■ **What to do**
Make an exact copy of the lines below.

>> start Given records

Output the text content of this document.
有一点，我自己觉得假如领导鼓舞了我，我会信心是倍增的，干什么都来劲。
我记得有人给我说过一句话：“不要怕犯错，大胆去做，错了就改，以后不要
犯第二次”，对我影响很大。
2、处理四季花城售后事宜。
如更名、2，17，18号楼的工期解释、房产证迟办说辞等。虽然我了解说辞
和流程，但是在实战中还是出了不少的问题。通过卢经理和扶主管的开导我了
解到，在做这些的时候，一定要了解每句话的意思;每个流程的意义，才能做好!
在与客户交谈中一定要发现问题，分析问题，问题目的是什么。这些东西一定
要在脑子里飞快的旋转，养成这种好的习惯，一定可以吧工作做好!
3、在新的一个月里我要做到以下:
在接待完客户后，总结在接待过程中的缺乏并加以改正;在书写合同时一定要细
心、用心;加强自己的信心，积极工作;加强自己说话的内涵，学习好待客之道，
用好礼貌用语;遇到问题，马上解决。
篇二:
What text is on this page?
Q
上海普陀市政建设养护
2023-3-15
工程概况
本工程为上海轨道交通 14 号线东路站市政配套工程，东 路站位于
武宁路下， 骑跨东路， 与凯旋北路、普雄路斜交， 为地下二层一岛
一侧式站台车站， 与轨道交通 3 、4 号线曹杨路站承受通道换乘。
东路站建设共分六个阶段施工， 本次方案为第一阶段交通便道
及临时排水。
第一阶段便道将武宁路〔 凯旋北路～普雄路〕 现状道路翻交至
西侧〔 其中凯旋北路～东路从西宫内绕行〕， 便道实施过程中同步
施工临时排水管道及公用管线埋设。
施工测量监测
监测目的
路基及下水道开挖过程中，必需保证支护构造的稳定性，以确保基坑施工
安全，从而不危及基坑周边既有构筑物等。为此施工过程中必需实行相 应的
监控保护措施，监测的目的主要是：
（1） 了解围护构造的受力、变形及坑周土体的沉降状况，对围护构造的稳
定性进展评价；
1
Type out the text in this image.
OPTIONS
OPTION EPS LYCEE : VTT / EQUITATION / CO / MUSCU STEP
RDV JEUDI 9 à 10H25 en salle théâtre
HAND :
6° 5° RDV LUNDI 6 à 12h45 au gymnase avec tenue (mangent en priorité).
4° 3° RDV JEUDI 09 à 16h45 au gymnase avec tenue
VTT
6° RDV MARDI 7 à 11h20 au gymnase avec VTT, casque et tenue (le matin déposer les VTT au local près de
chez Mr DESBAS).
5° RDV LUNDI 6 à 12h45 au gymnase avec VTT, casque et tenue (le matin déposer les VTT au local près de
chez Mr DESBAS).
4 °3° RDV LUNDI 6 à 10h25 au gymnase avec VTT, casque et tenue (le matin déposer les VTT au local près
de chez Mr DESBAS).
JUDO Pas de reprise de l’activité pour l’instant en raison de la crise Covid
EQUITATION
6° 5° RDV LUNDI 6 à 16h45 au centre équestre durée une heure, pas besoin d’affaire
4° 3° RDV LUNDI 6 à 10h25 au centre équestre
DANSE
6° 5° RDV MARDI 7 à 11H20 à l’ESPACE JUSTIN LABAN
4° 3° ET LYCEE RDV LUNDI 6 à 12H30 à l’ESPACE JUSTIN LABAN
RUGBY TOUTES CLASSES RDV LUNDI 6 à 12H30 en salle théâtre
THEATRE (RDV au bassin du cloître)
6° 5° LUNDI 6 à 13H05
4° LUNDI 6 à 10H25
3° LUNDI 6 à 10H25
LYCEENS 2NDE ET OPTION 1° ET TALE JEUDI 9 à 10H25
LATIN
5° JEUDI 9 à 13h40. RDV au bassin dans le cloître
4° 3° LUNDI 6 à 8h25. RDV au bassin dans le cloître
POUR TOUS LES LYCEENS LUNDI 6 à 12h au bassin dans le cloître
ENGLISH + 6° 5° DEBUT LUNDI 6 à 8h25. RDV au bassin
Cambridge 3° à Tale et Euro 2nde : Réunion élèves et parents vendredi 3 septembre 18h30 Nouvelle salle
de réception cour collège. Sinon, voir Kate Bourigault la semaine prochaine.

>> end Given records

■ **Solution to this exercise**
Output the text content of this document.
有一点，我自己觉得假如领导鼓舞了我，我会信心是倍增的，干什么都来劲。
我记得有人给我说过一句话：“不要怕犯错，大胆去做，错了就改，以后不要
犯第二次”，对我影响很大。
2、处理四季花城售后事宜。
如更名、2，17，18号楼的工期解释、房产证迟办说辞等。虽然我了解说辞
和流程，但是在实战中还是出了不少的问题。通过卢经理和扶主管的开导我了
解到，在做这些的时候，一定要了解每句话的意思;每个流程的意义，才能做好!
在与客户交谈中一定要发现问题，分析问题，问题目的是什么。这些东西一定
要在脑子里飞快的旋转，养成这种好的习惯，一定可以吧工作做好!
3、在新的一个月里我要做到以下:
在接待完客户后，总结在接待过程中的缺乏并加以改正;在书写合同时一定要细
心、用心;加强自己的信心，积极工作;加强自己说话的内涵，学习好待客之道，
用好礼貌用语;遇到问题，马上解决。
篇二:
What text is on this page?
Q
上海普陀市政建设养护
2023-3-15
工程概况
本工程为上海轨道交通 14 号线东路站市政配套工程，东 路站位于
武宁路下， 骑跨东路， 与凯旋北路、普雄路斜交， 为地下二层一岛
一侧式站台车站， 与轨道交通 3 、4 号线曹杨路站承受通道换乘。
东路站建设共分六个阶段施工， 本次方案为第一阶段交通便道
及临时排水。
第一阶段便道将武宁路〔 凯旋北路～普雄路〕 现状道路翻交至
西侧〔 其中凯旋北路～东路从西宫内绕行〕， 便道实施过程中同步
施工临时排水管道及公用管线埋设。
施工测量监测
监测目的
路基及下水道开挖过程中，必需保证支护构造的稳定性，以确保基坑施工
安全，从而不危及基坑周边既有构筑物等。为此施工过程中必需实行相 应的
监控保护措施，监测的目的主要是：
（1） 了解围护构造的受力、变形及坑周土体的沉降状况，对围护构造的稳
定性进展评价；
1
Type out the text in this image.
OPTIONS
OPTION EPS LYCEE : VTT / EQUITATION / CO / MUSCU STEP
RDV JEUDI 9 à 10H25 en salle théâtre
HAND :
6° 5° RDV LUNDI 6 à 12h45 au gymnase avec tenue (mangent en priorité).
4° 3° RDV JEUDI 09 à 16h45 au gymnase avec tenue
VTT
6° RDV MARDI 7 à 11h20 au gymnase avec VTT, casque et tenue (le matin déposer les VTT au local près de
chez Mr DESBAS).
5° RDV LUNDI 6 à 12h45 au gymnase avec VTT, casque et tenue (le matin déposer les VTT au local près de
chez Mr DESBAS).
4 °3° RDV LUNDI 6 à 10h25 au gymnase avec VTT, casque et tenue (le matin déposer les VTT au local près
de chez Mr DESBAS).
JUDO Pas de reprise de l’activité pour l’instant en raison de la crise Covid
EQUITATION
6° 5° RDV LUNDI 6 à 16h45 au centre équestre durée une heure, pas besoin d’affaire
4° 3° RDV LUNDI 6 à 10h25 au centre équestre
DANSE
6° 5° RDV MARDI 7 à 11H20 à l’ESPACE JUSTIN LABAN
4° 3° ET LYCEE RDV LUNDI 6 à 12H30 à l’ESPACE JUSTIN LABAN
RUGBY TOUTES CLASSES RDV LUNDI 6 à 12H30 en salle théâtre
THEATRE (RDV au bassin du cloître)
6° 5° LUNDI 6 à 13H05
4° LUNDI 6 à 10H25
3° LUNDI 6 à 10H25
LYCEENS 2NDE ET OPTION 1° ET TALE JEUDI 9 à 10H25
LATIN
5° JEUDI 9 à 13h40. RDV au bassin dans le cloître
4° 3° LUNDI 6 à 8h25. RDV au bassin dans le cloître
POUR TOUS LES LYCEENS LUNDI 6 à 12h au bassin dans le cloître
ENGLISH + 6° 5° DEBUT LUNDI 6 à 8h25. RDV au bassin
Cambridge 3° à Tale et Euro 2nde : Réunion élèves et parents vendredi 3 septembre 18h30 Nouvelle salle
de réception cour collège. Sinon, voir Kate Bourigault la semaine prochaine.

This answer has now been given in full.